→ **Exercise instructions**
In how many lines does the string "capitalizado" appear? Answer with the number only.

→ **Items**

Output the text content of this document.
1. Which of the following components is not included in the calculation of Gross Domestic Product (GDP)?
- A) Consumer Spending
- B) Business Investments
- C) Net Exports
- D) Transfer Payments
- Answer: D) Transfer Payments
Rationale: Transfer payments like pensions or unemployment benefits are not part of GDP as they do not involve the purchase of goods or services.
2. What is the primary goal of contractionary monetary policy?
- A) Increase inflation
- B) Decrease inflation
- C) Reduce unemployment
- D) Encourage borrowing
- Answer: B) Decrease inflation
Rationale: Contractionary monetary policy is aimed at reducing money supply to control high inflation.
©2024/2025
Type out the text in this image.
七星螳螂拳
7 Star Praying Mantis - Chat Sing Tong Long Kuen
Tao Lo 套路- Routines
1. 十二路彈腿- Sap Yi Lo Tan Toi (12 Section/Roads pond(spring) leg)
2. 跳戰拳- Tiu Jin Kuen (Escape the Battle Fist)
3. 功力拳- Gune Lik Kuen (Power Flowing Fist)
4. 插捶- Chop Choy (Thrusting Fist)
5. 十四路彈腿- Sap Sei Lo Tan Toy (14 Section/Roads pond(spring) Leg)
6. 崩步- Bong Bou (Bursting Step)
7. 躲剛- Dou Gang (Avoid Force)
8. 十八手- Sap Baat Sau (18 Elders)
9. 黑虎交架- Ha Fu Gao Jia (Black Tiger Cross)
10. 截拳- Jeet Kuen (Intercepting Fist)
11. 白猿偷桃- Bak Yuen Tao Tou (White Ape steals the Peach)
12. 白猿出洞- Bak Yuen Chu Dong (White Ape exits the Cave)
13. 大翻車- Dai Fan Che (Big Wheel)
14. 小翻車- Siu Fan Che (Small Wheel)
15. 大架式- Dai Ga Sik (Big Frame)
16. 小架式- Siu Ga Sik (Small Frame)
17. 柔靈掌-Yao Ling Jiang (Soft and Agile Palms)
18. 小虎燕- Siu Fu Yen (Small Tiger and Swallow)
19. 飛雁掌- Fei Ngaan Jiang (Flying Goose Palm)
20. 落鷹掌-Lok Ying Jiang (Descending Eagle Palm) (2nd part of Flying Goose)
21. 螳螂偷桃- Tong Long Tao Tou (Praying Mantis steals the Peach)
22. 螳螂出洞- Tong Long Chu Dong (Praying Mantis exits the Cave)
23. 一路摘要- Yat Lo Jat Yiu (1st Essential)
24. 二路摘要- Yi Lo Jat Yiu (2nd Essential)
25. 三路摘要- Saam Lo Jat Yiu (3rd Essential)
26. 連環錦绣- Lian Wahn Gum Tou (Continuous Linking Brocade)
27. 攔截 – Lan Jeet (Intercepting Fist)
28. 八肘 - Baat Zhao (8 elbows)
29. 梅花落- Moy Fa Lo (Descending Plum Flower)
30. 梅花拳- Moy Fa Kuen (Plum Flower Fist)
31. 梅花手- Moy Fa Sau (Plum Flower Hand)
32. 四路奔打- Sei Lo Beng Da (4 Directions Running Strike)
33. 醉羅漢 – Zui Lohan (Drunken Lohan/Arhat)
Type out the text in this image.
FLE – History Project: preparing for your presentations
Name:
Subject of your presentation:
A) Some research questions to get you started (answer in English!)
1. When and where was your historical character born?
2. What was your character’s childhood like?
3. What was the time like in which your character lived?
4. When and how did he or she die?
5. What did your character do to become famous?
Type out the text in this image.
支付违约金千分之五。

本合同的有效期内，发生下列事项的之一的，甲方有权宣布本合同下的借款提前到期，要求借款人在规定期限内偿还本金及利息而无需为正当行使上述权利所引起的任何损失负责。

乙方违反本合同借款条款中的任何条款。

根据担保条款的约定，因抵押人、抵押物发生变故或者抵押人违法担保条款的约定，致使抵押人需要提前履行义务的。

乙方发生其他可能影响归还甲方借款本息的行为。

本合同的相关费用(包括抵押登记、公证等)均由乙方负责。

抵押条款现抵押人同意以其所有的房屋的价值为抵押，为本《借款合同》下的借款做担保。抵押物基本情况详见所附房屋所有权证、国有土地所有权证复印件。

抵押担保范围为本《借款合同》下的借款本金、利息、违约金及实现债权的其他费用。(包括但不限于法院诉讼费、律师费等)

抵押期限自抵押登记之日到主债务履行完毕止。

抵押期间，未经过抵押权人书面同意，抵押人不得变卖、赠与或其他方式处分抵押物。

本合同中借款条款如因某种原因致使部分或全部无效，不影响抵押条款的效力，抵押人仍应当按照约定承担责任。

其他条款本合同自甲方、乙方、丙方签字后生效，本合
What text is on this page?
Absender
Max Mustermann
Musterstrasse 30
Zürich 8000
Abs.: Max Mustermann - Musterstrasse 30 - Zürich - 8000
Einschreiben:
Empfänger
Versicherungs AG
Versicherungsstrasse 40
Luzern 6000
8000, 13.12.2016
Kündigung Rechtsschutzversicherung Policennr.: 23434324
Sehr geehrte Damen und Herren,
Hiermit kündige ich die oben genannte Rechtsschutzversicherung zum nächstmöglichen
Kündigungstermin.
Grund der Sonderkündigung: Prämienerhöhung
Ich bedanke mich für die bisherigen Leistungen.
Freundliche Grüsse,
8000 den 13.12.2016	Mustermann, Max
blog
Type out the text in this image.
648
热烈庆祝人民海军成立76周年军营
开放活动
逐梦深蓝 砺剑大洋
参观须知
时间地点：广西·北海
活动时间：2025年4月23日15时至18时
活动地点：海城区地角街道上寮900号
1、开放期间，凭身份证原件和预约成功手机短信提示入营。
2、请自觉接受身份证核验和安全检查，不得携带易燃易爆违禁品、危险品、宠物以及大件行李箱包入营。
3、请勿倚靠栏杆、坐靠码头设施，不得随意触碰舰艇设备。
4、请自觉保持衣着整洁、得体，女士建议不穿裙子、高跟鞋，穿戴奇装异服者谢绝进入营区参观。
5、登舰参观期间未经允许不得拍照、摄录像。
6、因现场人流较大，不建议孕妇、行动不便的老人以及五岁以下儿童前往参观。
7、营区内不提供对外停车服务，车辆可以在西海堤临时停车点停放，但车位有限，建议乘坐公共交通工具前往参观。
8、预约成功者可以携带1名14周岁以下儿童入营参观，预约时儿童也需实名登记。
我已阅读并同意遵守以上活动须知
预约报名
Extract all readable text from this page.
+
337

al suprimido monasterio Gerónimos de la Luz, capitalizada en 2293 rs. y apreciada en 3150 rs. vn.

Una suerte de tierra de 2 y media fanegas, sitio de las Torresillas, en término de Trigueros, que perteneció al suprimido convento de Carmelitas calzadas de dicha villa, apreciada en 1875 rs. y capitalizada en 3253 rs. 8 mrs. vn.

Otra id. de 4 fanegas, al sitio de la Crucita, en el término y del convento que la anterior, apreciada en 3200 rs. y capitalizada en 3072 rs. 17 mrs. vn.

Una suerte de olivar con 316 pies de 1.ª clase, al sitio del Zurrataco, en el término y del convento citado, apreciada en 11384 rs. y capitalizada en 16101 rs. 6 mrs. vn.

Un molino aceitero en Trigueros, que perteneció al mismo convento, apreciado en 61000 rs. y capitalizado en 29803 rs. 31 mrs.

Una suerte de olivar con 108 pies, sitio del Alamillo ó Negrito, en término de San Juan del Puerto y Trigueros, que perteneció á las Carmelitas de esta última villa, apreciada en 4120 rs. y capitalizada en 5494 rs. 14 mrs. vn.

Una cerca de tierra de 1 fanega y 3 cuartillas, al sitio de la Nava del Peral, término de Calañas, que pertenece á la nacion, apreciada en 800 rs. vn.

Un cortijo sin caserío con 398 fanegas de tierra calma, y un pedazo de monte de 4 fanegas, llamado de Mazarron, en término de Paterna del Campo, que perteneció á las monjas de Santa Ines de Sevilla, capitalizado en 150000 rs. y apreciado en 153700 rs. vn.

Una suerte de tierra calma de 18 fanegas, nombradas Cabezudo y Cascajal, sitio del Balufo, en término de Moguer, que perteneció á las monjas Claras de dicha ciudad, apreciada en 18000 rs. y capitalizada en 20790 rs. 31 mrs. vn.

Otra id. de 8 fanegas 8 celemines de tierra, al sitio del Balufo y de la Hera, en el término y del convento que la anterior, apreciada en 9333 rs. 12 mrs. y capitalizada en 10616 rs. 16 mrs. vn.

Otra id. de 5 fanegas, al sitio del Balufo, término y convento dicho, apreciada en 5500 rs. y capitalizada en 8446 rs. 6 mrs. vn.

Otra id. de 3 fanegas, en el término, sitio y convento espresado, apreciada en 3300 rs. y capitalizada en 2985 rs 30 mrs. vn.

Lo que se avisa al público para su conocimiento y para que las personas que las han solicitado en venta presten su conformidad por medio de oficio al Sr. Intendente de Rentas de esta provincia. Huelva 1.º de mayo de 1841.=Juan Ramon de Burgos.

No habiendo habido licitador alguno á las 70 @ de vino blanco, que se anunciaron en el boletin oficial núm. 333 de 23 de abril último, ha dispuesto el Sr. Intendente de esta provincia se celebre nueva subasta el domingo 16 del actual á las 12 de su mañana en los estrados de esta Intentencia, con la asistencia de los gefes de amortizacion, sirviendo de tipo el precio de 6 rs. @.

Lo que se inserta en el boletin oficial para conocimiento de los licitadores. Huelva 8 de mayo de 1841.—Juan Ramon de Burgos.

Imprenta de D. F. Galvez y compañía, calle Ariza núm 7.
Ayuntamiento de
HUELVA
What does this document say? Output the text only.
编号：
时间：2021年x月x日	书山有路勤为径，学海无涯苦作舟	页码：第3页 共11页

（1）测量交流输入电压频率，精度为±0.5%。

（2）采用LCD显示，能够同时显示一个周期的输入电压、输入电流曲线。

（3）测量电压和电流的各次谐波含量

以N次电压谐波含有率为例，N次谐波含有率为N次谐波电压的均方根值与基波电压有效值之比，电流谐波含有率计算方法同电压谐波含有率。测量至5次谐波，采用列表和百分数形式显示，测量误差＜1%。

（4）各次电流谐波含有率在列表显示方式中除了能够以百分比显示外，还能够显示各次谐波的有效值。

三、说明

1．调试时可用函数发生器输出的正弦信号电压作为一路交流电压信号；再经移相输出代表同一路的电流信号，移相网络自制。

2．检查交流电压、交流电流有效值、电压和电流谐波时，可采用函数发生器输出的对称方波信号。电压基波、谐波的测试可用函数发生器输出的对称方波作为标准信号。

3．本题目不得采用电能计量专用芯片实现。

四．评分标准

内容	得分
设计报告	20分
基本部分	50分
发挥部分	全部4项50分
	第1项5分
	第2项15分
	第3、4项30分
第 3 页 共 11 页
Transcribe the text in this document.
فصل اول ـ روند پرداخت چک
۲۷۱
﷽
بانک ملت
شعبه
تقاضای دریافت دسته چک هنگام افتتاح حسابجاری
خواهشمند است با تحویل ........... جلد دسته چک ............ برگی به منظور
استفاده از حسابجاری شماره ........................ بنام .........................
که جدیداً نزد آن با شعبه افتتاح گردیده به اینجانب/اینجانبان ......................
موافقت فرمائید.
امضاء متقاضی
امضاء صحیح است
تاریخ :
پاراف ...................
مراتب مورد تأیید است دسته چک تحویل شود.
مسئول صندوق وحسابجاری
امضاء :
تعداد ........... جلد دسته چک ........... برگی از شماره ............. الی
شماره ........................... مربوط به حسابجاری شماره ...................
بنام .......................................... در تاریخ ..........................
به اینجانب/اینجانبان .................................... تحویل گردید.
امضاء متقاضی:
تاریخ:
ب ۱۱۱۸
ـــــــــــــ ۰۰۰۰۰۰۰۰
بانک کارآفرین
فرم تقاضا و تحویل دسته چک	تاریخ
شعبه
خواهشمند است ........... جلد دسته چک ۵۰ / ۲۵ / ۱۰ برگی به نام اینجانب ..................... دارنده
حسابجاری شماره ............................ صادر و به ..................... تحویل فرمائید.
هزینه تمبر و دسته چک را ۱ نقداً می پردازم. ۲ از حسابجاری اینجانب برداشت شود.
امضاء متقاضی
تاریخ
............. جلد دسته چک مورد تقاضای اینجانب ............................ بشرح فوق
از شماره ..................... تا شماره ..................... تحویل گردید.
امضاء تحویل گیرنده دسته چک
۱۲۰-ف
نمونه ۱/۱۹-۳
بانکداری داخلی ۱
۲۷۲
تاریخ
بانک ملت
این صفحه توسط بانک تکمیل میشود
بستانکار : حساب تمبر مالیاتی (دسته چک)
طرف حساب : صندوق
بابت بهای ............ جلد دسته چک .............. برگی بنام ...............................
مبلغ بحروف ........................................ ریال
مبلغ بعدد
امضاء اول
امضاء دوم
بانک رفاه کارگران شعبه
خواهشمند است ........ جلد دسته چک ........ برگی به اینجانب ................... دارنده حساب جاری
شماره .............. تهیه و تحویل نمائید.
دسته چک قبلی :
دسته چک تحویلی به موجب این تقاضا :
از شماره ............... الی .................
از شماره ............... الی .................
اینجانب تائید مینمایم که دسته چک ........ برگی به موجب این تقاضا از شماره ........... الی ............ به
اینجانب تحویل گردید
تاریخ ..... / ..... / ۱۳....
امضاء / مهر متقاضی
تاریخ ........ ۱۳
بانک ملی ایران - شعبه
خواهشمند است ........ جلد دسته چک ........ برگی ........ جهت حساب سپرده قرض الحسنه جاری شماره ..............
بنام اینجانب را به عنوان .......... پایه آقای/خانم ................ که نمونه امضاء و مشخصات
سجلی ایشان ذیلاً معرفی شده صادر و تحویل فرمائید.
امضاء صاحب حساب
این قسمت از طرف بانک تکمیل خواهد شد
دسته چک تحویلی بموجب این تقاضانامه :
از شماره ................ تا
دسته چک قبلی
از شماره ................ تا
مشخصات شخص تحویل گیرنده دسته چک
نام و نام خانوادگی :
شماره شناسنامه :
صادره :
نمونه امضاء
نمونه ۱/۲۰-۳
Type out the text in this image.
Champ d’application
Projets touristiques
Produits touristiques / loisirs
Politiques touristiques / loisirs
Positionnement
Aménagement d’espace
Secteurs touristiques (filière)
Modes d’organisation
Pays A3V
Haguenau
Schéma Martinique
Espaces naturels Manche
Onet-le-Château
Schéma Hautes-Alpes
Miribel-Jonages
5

→ **Result for this exercise**
2